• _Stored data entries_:

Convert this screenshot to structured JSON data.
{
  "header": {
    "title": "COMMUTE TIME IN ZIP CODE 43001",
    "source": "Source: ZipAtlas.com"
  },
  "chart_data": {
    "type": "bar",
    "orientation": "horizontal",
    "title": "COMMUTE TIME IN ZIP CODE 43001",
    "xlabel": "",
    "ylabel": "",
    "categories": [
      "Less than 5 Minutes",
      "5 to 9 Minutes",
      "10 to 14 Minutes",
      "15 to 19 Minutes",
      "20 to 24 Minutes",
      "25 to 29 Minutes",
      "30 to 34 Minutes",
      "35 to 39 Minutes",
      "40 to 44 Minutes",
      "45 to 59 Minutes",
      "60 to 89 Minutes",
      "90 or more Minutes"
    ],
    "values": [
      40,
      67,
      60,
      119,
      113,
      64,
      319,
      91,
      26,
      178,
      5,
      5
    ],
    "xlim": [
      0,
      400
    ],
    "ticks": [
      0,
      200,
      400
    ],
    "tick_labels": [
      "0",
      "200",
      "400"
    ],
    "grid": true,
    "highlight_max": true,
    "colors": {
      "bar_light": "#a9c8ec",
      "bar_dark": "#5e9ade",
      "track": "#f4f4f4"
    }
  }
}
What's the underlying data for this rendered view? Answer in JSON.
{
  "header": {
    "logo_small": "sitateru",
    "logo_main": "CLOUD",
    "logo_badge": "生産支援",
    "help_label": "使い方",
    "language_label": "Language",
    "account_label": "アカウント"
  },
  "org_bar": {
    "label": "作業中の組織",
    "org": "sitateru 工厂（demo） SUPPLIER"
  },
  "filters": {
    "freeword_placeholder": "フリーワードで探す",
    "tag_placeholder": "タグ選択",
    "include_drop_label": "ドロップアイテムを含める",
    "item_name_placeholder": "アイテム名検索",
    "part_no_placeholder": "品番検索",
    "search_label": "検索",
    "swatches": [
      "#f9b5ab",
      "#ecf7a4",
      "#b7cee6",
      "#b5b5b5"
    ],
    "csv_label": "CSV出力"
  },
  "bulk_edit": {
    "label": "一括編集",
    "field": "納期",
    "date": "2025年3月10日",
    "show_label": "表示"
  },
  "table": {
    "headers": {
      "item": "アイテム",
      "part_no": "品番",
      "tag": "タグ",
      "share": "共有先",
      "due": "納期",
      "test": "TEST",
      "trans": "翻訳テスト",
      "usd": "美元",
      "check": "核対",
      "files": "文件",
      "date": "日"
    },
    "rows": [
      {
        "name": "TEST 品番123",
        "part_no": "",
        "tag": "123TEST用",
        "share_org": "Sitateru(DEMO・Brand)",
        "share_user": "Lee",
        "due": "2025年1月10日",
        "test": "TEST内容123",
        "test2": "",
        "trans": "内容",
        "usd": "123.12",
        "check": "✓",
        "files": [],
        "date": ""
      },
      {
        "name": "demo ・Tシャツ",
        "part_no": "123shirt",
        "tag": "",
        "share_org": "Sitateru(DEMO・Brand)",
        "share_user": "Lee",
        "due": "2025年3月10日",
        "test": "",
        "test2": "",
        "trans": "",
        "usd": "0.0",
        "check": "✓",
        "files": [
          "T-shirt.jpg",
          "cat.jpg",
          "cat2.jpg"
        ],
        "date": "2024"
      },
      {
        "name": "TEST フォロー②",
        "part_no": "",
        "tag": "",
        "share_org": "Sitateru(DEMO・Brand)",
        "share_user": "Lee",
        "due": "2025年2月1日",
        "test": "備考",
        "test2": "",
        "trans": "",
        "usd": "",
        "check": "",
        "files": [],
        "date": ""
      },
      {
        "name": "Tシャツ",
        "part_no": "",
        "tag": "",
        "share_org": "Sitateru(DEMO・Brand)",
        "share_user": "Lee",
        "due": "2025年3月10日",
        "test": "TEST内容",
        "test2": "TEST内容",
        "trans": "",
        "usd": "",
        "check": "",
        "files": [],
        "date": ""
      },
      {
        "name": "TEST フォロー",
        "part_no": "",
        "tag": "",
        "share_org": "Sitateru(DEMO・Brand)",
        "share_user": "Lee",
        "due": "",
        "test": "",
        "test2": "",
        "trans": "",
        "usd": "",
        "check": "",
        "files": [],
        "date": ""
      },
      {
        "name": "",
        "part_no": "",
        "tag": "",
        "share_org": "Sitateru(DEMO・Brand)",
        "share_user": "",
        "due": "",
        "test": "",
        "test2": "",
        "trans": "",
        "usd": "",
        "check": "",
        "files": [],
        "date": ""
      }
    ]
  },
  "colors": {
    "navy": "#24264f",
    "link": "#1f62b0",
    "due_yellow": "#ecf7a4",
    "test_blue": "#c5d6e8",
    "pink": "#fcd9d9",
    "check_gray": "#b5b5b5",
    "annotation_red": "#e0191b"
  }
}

• _EXERCISE_:
The lines above should be duplicated exactly.

• _THE ANSWER_:
Convert this screenshot to structured JSON data.
{
  "header": {
    "title": "COMMUTE TIME IN ZIP CODE 43001",
    "source": "Source: ZipAtlas.com"
  },
  "chart_data": {
    "type": "bar",
    "orientation": "horizontal",
    "title": "COMMUTE TIME IN ZIP CODE 43001",
    "xlabel": "",
    "ylabel": "",
    "categories": [
      "Less than 5 Minutes",
      "5 to 9 Minutes",
      "10 to 14 Minutes",
      "15 to 19 Minutes",
      "20 to 24 Minutes",
      "25 to 29 Minutes",
      "30 to 34 Minutes",
      "35 to 39 Minutes",
      "40 to 44 Minutes",
      "45 to 59 Minutes",
      "60 to 89 Minutes",
      "90 or more Minutes"
    ],
    "values": [
      40,
      67,
      60,
      119,
      113,
      64,
      319,
      91,
      26,
      178,
      5,
      5
    ],
    "xlim": [
      0,
      400
    ],
    "ticks": [
      0,
      200,
      400
    ],
    "tick_labels": [
      "0",
      "200",
      "400"
    ],
    "grid": true,
    "highlight_max": true,
    "colors": {
      "bar_light": "#a9c8ec",
      "bar_dark": "#5e9ade",
      "track": "#f4f4f4"
    }
  }
}
What's the underlying data for this rendered view? Answer in JSON.
{
  "header": {
    "logo_small": "sitateru",
    "logo_main": "CLOUD",
    "logo_badge": "生産支援",
    "help_label": "使い方",
    "language_label": "Language",
    "account_label": "アカウント"
  },
  "org_bar": {
    "label": "作業中の組織",
    "org": "sitateru 工厂（demo） SUPPLIER"
  },
  "filters": {
    "freeword_placeholder": "フリーワードで探す",
    "tag_placeholder": "タグ選択",
    "include_drop_label": "ドロップアイテムを含める",
    "item_name_placeholder": "アイテム名検索",
    "part_no_placeholder": "品番検索",
    "search_label": "検索",
    "swatches": [
      "#f9b5ab",
      "#ecf7a4",
      "#b7cee6",
      "#b5b5b5"
    ],
    "csv_label": "CSV出力"
  },
  "bulk_edit": {
    "label": "一括編集",
    "field": "納期",
    "date": "2025年3月10日",
    "show_label": "表示"
  },
  "table": {
    "headers": {
      "item": "アイテム",
      "part_no": "品番",
      "tag": "タグ",
      "share": "共有先",
      "due": "納期",
      "test": "TEST",
      "trans": "翻訳テスト",
      "usd": "美元",
      "check": "核対",
      "files": "文件",
      "date": "日"
    },
    "rows": [
      {
        "name": "TEST 品番123",
        "part_no": "",
        "tag": "123TEST用",
        "share_org": "Sitateru(DEMO・Brand)",
        "share_user": "Lee",
        "due": "2025年1月10日",
        "test": "TEST内容123",
        "test2": "",
        "trans": "内容",
        "usd": "123.12",
        "check": "✓",
        "files": [],
        "date": ""
      },
      {
        "name": "demo ・Tシャツ",
        "part_no": "123shirt",
        "tag": "",
        "share_org": "Sitateru(DEMO・Brand)",
        "share_user": "Lee",
        "due": "2025年3月10日",
        "test": "",
        "test2": "",
        "trans": "",
        "usd": "0.0",
        "check": "✓",
        "files": [
          "T-shirt.jpg",
          "cat.jpg",
          "cat2.jpg"
        ],
        "date": "2024"
      },
      {
        "name": "TEST フォロー②",
        "part_no": "",
        "tag": "",
        "share_org": "Sitateru(DEMO・Brand)",
        "share_user": "Lee",
        "due": "2025年2月1日",
        "test": "備考",
        "test2": "",
        "trans": "",
        "usd": "",
        "check": "",
        "files": [],
        "date": ""
      },
      {
        "name": "Tシャツ",
        "part_no": "",
        "tag": "",
        "share_org": "Sitateru(DEMO・Brand)",
        "share_user": "Lee",
        "due": "2025年3月10日",
        "test": "TEST内容",
        "test2": "TEST内容",
        "trans": "",
        "usd": "",
        "check": "",
        "files": [],
        "date": ""
      },
      {
        "name": "TEST フォロー",
        "part_no": "",
        "tag": "",
        "share_org": "Sitateru(DEMO・Brand)",
        "share_user": "Lee",
        "due": "",
        "test": "",
        "test2": "",
        "trans": "",
        "usd": "",
        "check": "",
        "files": [],
        "date": ""
      },
      {
        "name": "",
        "part_no": "",
        "tag": "",
        "share_org": "Sitateru(DEMO・Brand)",
        "share_user": "",
        "due": "",
        "test": "",
        "test2": "",
        "trans": "",
        "usd": "",
        "check": "",
        "files": [],
        "date": ""
      }
    ]
  },
  "colors": {
    "navy": "#24264f",
    "link": "#1f62b0",
    "due_yellow": "#ecf7a4",
    "test_blue": "#c5d6e8",
    "pink": "#fcd9d9",
    "check_gray": "#b5b5b5",
    "annotation_red": "#e0191b"
  }
}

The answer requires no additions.